What needs to be done: Every entry needs to be reproduced exactly.

[Extracts from a graphics dataset]
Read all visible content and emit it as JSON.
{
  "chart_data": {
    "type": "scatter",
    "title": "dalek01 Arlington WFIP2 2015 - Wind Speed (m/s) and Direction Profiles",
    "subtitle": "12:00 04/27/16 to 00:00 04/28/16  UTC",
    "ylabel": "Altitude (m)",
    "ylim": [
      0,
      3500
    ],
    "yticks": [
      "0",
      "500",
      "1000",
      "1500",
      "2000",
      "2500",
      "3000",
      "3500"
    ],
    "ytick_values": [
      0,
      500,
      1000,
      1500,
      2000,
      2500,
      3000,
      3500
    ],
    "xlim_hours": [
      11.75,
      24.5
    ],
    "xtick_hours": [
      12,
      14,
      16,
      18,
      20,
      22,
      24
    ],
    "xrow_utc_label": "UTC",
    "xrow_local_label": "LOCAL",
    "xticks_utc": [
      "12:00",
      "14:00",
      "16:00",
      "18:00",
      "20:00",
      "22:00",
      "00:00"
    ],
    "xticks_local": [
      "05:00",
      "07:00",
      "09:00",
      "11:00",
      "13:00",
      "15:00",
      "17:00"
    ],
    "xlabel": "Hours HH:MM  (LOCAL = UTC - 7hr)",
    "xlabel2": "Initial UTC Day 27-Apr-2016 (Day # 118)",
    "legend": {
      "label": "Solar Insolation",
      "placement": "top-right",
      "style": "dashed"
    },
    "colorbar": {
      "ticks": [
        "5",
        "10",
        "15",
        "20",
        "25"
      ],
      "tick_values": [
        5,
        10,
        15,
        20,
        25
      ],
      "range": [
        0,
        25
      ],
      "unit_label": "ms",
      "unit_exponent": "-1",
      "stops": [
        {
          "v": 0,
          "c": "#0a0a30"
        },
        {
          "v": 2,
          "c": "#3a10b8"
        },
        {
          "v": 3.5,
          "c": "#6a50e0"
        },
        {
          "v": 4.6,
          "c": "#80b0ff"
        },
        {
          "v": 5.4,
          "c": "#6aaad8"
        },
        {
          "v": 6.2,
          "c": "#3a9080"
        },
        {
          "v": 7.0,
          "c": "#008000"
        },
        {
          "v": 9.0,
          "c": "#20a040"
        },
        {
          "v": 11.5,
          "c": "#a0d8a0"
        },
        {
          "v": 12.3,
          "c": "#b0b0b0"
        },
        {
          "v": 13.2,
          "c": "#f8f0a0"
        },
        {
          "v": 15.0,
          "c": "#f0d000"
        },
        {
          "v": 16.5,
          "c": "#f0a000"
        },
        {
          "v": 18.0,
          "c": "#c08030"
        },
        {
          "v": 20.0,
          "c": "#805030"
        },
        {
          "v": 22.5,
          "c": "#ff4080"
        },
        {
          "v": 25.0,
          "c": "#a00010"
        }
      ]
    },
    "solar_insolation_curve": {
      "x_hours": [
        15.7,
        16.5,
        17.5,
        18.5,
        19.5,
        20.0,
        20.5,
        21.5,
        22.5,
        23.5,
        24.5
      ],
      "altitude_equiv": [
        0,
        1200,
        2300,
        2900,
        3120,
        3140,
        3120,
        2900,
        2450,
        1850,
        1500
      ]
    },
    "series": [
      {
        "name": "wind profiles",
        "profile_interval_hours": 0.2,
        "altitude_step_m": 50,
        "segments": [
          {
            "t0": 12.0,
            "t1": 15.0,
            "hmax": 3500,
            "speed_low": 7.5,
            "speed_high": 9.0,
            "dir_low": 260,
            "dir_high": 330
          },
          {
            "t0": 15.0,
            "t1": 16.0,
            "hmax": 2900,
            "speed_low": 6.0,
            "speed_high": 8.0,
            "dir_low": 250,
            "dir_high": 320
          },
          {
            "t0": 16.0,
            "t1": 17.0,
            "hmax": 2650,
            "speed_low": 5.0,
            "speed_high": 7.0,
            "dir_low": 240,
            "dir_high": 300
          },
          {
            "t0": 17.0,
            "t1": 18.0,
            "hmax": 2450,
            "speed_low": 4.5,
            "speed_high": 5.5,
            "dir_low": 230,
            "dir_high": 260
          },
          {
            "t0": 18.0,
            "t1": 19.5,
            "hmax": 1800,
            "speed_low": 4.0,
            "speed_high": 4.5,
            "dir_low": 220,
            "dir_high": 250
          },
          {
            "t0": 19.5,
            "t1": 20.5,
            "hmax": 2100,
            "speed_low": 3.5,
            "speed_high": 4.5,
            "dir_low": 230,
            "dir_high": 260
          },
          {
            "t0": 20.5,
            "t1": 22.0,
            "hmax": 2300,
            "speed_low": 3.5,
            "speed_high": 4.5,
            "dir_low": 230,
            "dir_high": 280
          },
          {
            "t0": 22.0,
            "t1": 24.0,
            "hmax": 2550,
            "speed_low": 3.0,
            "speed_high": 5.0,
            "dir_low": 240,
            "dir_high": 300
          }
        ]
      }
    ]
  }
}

Result of the task:
Read all visible content and emit it as JSON.
{
  "chart_data": {
    "type": "scatter",
    "title": "dalek01 Arlington WFIP2 2015 - Wind Speed (m/s) and Direction Profiles",
    "subtitle": "12:00 04/27/16 to 00:00 04/28/16  UTC",
    "ylabel": "Altitude (m)",
    "ylim": [
      0,
      3500
    ],
    "yticks": [
      "0",
      "500",
      "1000",
      "1500",
      "2000",
      "2500",
      "3000",
      "3500"
    ],
    "ytick_values": [
      0,
      500,
      1000,
      1500,
      2000,
      2500,
      3000,
      3500
    ],
    "xlim_hours": [
      11.75,
      24.5
    ],
    "xtick_hours": [
      12,
      14,
      16,
      18,
      20,
      22,
      24
    ],
    "xrow_utc_label": "UTC",
    "xrow_local_label": "LOCAL",
    "xticks_utc": [
      "12:00",
      "14:00",
      "16:00",
      "18:00",
      "20:00",
      "22:00",
      "00:00"
    ],
    "xticks_local": [
      "05:00",
      "07:00",
      "09:00",
      "11:00",
      "13:00",
      "15:00",
      "17:00"
    ],
    "xlabel": "Hours HH:MM  (LOCAL = UTC - 7hr)",
    "xlabel2": "Initial UTC Day 27-Apr-2016 (Day # 118)",
    "legend": {
      "label": "Solar Insolation",
      "placement": "top-right",
      "style": "dashed"
    },
    "colorbar": {
      "ticks": [
        "5",
        "10",
        "15",
        "20",
        "25"
      ],
      "tick_values": [
        5,
        10,
        15,
        20,
        25
      ],
      "range": [
        0,
        25
      ],
      "unit_label": "ms",
      "unit_exponent": "-1",
      "stops": [
        {
          "v": 0,
          "c": "#0a0a30"
        },
        {
          "v": 2,
          "c": "#3a10b8"
        },
        {
          "v": 3.5,
          "c": "#6a50e0"
        },
        {
          "v": 4.6,
          "c": "#80b0ff"
        },
        {
          "v": 5.4,
          "c": "#6aaad8"
        },
        {
          "v": 6.2,
          "c": "#3a9080"
        },
        {
          "v": 7.0,
          "c": "#008000"
        },
        {
          "v": 9.0,
          "c": "#20a040"
        },
        {
          "v": 11.5,
          "c": "#a0d8a0"
        },
        {
          "v": 12.3,
          "c": "#b0b0b0"
        },
        {
          "v": 13.2,
          "c": "#f8f0a0"
        },
        {
          "v": 15.0,
          "c": "#f0d000"
        },
        {
          "v": 16.5,
          "c": "#f0a000"
        },
        {
          "v": 18.0,
          "c": "#c08030"
        },
        {
          "v": 20.0,
          "c": "#805030"
        },
        {
          "v": 22.5,
          "c": "#ff4080"
        },
        {
          "v": 25.0,
          "c": "#a00010"
        }
      ]
    },
    "solar_insolation_curve": {
      "x_hours": [
        15.7,
        16.5,
        17.5,
        18.5,
        19.5,
        20.0,
        20.5,
        21.5,
        22.5,
        23.5,
        24.5
      ],
      "altitude_equiv": [
        0,
        1200,
        2300,
        2900,
        3120,
        3140,
        3120,
        2900,
        2450,
        1850,
        1500
      ]
    },
    "series": [
      {
        "name": "wind profiles",
        "profile_interval_hours": 0.2,
        "altitude_step_m": 50,
        "segments": [
          {
            "t0": 12.0,
            "t1": 15.0,
            "hmax": 3500,
            "speed_low": 7.5,
            "speed_high": 9.0,
            "dir_low": 260,
            "dir_high": 330
          },
          {
            "t0": 15.0,
            "t1": 16.0,
            "hmax": 2900,
            "speed_low": 6.0,
            "speed_high": 8.0,
            "dir_low": 250,
            "dir_high": 320
          },
          {
            "t0": 16.0,
            "t1": 17.0,
            "hmax": 2650,
            "speed_low": 5.0,
            "speed_high": 7.0,
            "dir_low": 240,
            "dir_high": 300
          },
          {
            "t0": 17.0,
            "t1": 18.0,
            "hmax": 2450,
            "speed_low": 4.5,
            "speed_high": 5.5,
            "dir_low": 230,
            "dir_high": 260
          },
          {
            "t0": 18.0,
            "t1": 19.5,
            "hmax": 1800,
            "speed_low": 4.0,
            "speed_high": 4.5,
            "dir_low": 220,
            "dir_high": 250
          },
          {
            "t0": 19.5,
            "t1": 20.5,
            "hmax": 2100,
            "speed_low": 3.5,
            "speed_high": 4.5,
            "dir_low": 230,
            "dir_high": 260
          },
          {
            "t0": 20.5,
            "t1": 22.0,
            "hmax": 2300,
            "speed_low": 3.5,
            "speed_high": 4.5,
            "dir_low": 230,
            "dir_high": 280
          },
          {
            "t0": 22.0,
            "t1": 24.0,
            "hmax": 2550,
            "speed_low": 3.0,
            "speed_high": 5.0,
            "dir_low": 240,
            "dir_high": 300
          }
        ]
      }
    ]
  }
}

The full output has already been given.